= TO DO =
Each record needs to be echoed exactly; can you do that?
※ ※ ※
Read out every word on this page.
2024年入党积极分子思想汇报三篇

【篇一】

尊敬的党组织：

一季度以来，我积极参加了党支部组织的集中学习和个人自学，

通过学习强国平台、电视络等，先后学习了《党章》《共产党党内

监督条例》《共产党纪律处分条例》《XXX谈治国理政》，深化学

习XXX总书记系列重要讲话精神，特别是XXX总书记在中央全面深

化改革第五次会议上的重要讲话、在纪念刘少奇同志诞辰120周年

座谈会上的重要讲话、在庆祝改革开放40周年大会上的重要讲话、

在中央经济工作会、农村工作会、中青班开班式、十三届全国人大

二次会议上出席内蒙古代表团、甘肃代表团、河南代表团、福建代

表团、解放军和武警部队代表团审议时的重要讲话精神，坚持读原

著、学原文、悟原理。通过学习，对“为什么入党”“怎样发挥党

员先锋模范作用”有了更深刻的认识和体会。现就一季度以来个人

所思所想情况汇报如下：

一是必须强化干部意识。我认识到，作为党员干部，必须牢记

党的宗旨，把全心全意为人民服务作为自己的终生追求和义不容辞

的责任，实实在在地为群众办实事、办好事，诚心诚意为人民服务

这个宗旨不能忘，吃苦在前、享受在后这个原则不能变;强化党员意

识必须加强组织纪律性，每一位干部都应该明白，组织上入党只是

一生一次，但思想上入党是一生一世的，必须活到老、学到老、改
※ ※ ※
= EXERCISE RESPONSE =
Read out every word on this page.
2024年入党积极分子思想汇报三篇

【篇一】

尊敬的党组织：

一季度以来，我积极参加了党支部组织的集中学习和个人自学，

通过学习强国平台、电视络等，先后学习了《党章》《共产党党内

监督条例》《共产党纪律处分条例》《XXX谈治国理政》，深化学

习XXX总书记系列重要讲话精神，特别是XXX总书记在中央全面深

化改革第五次会议上的重要讲话、在纪念刘少奇同志诞辰120周年

座谈会上的重要讲话、在庆祝改革开放40周年大会上的重要讲话、

在中央经济工作会、农村工作会、中青班开班式、十三届全国人大

二次会议上出席内蒙古代表团、甘肃代表团、河南代表团、福建代

表团、解放军和武警部队代表团审议时的重要讲话精神，坚持读原

著、学原文、悟原理。通过学习，对“为什么入党”“怎样发挥党

员先锋模范作用”有了更深刻的认识和体会。现就一季度以来个人

所思所想情况汇报如下：

一是必须强化干部意识。我认识到，作为党员干部，必须牢记

党的宗旨，把全心全意为人民服务作为自己的终生追求和义不容辞

的责任，实实在在地为群众办实事、办好事，诚心诚意为人民服务

这个宗旨不能忘，吃苦在前、享受在后这个原则不能变;强化党员意

识必须加强组织纪律性，每一位干部都应该明白，组织上入党只是

一生一次，但思想上入党是一生一世的，必须活到老、学到老、改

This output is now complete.